▸ **What is expected**
Output the records exactly as they appear, with no pictures included.

▸ **Records for processing**
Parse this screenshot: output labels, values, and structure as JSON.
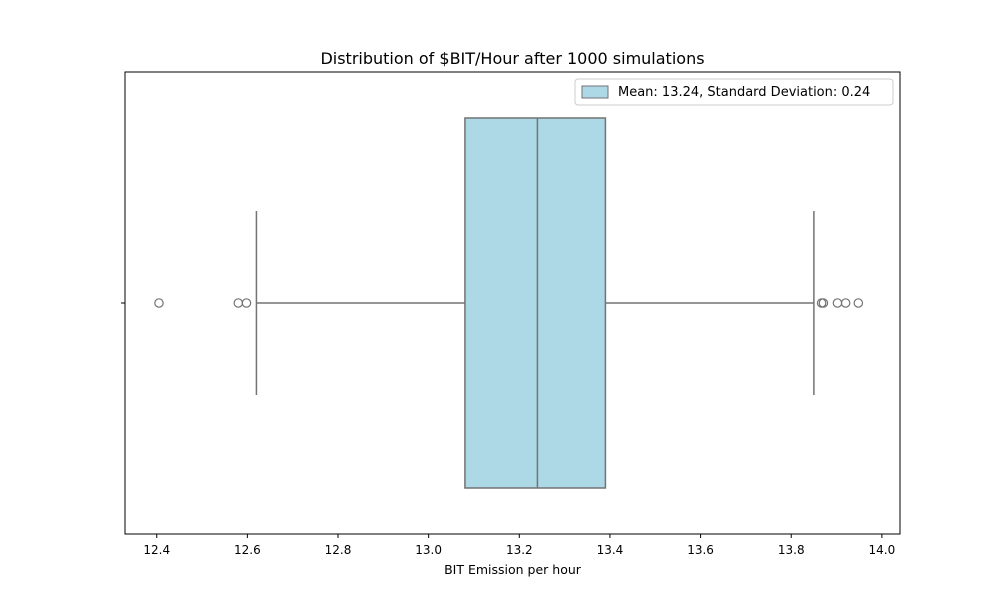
{
  "chart_data": {
    "type": "boxplot",
    "orientation": "horizontal",
    "title": "Distribution of $BIT/Hour after 1000 simulations",
    "xlabel": "BIT Emission per hour",
    "ylabel": "",
    "xlim": [
      12.33,
      14.04
    ],
    "xticks": [
      12.4,
      12.6,
      12.8,
      13.0,
      13.2,
      13.4,
      13.6,
      13.8,
      14.0
    ],
    "xtick_labels": [
      "12.4",
      "12.6",
      "12.8",
      "13.0",
      "13.2",
      "13.4",
      "13.6",
      "13.8",
      "14.0"
    ],
    "grid": false,
    "legend": {
      "position": "top-right",
      "entries": [
        "Mean: 13.24, Standard Deviation: 0.24"
      ]
    },
    "box": {
      "whisker_low": 12.62,
      "q1": 13.08,
      "median": 13.24,
      "q3": 13.39,
      "whisker_high": 13.85,
      "outliers": [
        12.405,
        12.58,
        12.598,
        13.867,
        13.871,
        13.902,
        13.92,
        13.948
      ]
    },
    "colors": {
      "box_fill": "#add8e6",
      "line": "#737373",
      "axes": "#000000"
    }
  }
}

▸ **The result**
Parse this screenshot: output labels, values, and structure as JSON.
{
  "chart_data": {
    "type": "boxplot",
    "orientation": "horizontal",
    "title": "Distribution of $BIT/Hour after 1000 simulations",
    "xlabel": "BIT Emission per hour",
    "ylabel": "",
    "xlim": [
      12.33,
      14.04
    ],
    "xticks": [
      12.4,
      12.6,
      12.8,
      13.0,
      13.2,
      13.4,
      13.6,
      13.8,
      14.0
    ],
    "xtick_labels": [
      "12.4",
      "12.6",
      "12.8",
      "13.0",
      "13.2",
      "13.4",
      "13.6",
      "13.8",
      "14.0"
    ],
    "grid": false,
    "legend": {
      "position": "top-right",
      "entries": [
        "Mean: 13.24, Standard Deviation: 0.24"
      ]
    },
    "box": {
      "whisker_low": 12.62,
      "q1": 13.08,
      "median": 13.24,
      "q3": 13.39,
      "whisker_high": 13.85,
      "outliers": [
        12.405,
        12.58,
        12.598,
        13.867,
        13.871,
        13.902,
        13.92,
        13.948
      ]
    },
    "colors": {
      "box_fill": "#add8e6",
      "line": "#737373",
      "axes": "#000000"
    }
  }
}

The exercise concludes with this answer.